Return all lines from the listing below in which the string "colormap" occurs.

(begin)

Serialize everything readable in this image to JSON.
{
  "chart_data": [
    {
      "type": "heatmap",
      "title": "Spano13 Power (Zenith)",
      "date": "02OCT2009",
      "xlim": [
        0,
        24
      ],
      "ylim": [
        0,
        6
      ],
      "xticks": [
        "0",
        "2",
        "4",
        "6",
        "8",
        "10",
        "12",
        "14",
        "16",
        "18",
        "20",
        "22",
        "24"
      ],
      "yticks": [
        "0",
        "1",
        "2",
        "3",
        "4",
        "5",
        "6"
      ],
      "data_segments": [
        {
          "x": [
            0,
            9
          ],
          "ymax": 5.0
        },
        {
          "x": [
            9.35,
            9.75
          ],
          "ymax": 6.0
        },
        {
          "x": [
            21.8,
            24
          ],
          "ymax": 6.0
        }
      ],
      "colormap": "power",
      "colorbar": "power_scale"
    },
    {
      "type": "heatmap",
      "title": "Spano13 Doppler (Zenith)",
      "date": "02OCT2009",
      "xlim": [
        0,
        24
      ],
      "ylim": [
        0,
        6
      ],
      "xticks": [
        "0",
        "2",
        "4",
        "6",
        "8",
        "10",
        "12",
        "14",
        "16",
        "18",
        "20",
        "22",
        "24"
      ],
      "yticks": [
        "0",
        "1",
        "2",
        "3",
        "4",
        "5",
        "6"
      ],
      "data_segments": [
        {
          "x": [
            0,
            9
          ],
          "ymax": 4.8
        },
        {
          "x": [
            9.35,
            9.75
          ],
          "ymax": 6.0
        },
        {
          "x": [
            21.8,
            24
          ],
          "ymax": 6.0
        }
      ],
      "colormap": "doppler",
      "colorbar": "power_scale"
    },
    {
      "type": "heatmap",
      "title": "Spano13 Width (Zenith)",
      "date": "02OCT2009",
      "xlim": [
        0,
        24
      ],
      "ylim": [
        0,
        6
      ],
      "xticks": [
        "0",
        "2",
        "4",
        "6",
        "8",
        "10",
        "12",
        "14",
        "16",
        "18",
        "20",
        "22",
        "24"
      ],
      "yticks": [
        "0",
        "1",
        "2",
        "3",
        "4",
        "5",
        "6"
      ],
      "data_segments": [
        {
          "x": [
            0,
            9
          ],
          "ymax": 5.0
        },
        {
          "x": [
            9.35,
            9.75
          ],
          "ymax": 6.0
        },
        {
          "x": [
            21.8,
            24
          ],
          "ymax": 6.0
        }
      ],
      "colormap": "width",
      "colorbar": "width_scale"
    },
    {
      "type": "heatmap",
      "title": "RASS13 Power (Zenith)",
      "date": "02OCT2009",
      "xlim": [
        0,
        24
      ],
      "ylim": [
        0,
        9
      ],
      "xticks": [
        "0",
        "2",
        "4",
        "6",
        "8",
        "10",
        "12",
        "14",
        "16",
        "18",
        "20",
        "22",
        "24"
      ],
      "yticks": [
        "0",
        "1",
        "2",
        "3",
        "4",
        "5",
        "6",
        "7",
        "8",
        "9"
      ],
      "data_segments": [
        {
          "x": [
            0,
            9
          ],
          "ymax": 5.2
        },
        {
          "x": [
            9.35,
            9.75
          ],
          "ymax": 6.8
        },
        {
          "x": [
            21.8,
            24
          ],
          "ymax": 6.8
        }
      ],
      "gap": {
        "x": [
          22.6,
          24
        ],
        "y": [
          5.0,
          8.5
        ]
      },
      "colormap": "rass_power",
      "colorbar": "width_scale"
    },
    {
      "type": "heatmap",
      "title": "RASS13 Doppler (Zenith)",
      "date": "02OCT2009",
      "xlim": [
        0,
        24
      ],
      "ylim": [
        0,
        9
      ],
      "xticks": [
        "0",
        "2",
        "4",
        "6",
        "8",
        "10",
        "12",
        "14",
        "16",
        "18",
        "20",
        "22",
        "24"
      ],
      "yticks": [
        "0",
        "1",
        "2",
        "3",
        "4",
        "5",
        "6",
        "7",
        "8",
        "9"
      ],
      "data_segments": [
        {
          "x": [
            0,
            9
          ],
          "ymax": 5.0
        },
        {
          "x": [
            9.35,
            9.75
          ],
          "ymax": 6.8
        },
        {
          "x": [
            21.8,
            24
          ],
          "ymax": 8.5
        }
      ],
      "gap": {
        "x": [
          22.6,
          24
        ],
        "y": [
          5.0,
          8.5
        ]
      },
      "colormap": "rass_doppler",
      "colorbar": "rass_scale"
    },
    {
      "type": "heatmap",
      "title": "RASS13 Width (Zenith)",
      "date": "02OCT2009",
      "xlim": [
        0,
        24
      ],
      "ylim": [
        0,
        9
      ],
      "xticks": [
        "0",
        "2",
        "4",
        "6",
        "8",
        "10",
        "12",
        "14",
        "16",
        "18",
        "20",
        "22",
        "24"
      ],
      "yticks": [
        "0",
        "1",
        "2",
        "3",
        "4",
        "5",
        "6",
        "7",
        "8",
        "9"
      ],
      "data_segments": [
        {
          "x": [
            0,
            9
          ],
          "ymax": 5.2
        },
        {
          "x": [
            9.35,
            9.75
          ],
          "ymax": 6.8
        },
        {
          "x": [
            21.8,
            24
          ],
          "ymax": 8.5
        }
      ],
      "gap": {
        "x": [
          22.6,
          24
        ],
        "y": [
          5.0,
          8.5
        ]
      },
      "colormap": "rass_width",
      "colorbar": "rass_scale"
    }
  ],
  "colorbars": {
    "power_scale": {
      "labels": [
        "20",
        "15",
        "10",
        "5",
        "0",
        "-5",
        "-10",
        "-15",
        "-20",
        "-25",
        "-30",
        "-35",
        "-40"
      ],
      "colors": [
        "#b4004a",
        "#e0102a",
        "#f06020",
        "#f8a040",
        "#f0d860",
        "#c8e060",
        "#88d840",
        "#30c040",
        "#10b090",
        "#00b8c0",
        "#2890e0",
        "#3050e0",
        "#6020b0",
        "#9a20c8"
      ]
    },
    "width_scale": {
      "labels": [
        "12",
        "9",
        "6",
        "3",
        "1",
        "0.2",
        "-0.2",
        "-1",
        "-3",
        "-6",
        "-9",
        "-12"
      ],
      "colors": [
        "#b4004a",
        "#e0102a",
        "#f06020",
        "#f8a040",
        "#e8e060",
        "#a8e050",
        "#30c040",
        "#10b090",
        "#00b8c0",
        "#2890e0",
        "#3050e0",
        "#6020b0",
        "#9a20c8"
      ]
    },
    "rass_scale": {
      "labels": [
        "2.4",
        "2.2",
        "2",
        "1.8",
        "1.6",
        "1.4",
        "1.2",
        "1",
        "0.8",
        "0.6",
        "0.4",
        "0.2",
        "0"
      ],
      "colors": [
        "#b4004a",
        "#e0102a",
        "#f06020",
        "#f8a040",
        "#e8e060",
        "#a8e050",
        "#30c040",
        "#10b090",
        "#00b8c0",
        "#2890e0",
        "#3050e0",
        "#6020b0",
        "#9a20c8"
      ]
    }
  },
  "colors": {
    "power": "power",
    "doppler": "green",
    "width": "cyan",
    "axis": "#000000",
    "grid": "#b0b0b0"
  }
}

(end)

• FINAL RESULT:
      "colormap": "power",
      "colormap": "doppler",
      "colormap": "width",
      "colormap": "rass_power",
      "colormap": "rass_doppler",
      "colormap": "rass_width",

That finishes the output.